## Begin DATA RECORDS

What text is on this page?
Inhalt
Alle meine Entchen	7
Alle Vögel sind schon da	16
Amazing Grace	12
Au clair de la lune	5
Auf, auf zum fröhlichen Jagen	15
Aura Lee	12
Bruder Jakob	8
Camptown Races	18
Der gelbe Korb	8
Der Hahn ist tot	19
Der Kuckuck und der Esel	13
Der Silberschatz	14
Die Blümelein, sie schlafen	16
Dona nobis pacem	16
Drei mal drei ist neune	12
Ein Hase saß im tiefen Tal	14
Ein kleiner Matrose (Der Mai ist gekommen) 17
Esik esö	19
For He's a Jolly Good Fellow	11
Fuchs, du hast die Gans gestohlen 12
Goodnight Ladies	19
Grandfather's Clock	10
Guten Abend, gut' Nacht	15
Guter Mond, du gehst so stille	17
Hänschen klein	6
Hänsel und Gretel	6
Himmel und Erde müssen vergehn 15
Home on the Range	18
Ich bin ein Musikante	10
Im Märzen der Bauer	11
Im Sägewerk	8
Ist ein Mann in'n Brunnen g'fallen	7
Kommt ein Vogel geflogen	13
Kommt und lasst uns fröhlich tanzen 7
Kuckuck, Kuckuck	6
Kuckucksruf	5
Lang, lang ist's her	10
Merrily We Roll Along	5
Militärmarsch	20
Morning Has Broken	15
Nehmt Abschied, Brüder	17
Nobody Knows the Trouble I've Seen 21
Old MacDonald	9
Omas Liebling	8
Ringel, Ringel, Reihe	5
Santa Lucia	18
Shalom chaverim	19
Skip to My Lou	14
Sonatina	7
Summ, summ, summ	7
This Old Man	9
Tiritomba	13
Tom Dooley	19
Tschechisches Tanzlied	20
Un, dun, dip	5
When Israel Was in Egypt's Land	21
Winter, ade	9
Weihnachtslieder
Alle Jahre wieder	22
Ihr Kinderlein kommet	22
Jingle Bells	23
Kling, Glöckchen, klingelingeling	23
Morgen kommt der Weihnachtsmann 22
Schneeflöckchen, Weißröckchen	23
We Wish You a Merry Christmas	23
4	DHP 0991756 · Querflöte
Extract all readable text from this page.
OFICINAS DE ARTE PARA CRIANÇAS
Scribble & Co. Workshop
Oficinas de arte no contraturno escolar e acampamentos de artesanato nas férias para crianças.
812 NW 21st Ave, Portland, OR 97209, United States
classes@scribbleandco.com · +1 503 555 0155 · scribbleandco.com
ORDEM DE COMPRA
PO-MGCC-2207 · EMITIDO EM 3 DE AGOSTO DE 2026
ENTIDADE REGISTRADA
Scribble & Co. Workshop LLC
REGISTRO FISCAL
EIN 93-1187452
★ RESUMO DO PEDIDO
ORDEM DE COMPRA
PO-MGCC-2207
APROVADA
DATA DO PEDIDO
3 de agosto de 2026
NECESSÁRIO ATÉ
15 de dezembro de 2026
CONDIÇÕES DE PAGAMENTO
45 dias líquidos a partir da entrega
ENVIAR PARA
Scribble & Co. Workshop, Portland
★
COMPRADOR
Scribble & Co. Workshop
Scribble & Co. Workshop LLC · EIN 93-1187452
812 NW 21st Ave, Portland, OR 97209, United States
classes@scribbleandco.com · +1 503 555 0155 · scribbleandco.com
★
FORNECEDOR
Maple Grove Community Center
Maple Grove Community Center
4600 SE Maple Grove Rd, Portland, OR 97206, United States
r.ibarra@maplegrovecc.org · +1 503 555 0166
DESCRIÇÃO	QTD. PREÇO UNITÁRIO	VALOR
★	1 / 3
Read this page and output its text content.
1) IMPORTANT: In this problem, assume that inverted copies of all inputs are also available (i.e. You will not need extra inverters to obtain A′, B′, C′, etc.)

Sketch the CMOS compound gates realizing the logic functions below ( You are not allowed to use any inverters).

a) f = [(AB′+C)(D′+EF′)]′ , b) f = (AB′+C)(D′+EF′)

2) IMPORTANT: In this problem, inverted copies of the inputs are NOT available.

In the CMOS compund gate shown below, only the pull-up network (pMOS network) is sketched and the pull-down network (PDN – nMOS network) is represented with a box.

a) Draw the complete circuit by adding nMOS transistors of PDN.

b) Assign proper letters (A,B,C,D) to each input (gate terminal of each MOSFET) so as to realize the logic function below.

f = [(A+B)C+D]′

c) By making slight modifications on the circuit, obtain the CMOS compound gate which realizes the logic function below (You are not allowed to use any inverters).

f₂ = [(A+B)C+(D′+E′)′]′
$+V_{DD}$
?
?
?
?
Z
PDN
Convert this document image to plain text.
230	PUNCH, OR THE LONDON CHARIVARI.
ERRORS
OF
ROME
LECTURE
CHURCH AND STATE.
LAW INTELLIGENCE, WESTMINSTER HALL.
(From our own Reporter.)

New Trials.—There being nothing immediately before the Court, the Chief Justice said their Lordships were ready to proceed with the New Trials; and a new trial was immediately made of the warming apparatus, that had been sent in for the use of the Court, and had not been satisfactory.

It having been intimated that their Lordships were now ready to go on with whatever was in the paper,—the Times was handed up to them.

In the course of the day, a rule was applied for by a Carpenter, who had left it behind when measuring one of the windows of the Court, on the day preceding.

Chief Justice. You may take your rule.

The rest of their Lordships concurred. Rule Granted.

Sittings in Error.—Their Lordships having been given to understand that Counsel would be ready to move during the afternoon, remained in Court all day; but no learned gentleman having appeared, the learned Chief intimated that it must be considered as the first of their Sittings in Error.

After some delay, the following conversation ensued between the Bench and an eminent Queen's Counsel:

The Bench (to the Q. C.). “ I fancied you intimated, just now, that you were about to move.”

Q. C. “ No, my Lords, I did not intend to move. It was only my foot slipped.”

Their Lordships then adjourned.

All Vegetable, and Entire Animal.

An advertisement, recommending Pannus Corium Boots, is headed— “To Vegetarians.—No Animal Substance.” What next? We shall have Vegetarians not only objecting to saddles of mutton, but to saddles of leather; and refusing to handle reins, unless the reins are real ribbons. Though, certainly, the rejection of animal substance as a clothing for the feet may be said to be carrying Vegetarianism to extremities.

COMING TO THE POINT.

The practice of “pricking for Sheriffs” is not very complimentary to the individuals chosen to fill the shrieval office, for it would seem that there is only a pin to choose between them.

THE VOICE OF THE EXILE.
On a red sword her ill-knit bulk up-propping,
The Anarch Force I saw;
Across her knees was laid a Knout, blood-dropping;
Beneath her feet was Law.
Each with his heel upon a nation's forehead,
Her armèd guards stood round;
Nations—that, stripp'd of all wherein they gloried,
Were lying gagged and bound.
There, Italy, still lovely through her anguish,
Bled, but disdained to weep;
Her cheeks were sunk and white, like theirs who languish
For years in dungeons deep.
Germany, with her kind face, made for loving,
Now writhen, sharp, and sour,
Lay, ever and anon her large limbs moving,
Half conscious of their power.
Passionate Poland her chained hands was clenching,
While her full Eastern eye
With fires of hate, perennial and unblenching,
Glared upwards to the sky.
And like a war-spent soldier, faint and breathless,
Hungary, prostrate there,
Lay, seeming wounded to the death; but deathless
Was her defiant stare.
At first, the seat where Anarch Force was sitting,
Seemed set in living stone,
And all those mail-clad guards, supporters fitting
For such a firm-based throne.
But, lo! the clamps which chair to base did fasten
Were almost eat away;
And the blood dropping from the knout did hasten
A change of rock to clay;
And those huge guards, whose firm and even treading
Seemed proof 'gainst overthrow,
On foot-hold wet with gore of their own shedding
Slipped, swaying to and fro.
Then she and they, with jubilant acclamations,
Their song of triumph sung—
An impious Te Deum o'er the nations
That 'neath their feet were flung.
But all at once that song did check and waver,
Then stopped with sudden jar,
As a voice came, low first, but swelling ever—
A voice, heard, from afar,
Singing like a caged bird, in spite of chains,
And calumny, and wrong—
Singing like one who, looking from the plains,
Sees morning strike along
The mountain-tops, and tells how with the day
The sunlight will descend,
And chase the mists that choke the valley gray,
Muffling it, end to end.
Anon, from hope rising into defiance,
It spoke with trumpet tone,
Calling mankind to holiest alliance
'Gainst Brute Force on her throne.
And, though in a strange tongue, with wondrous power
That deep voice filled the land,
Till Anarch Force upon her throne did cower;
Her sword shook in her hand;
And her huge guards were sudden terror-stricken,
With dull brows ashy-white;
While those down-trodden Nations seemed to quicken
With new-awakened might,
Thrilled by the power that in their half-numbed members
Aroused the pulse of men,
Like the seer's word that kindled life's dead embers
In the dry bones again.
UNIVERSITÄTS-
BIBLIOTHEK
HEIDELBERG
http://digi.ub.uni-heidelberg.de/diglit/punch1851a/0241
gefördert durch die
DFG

## End DATA RECORDS

WHAT TO WORK ON:
Locate the word "obtain" in the records and collect each line it appears in.

ANSWER TO THE EXERCISE:
1) IMPORTANT: In this problem, assume that inverted copies of all inputs are also available (i.e. You will not need extra inverters to obtain A′, B′, C′, etc.)
c) By making slight modifications on the circuit, obtain the CMOS compound gate which realizes the logic function below (You are not allowed to use any inverters).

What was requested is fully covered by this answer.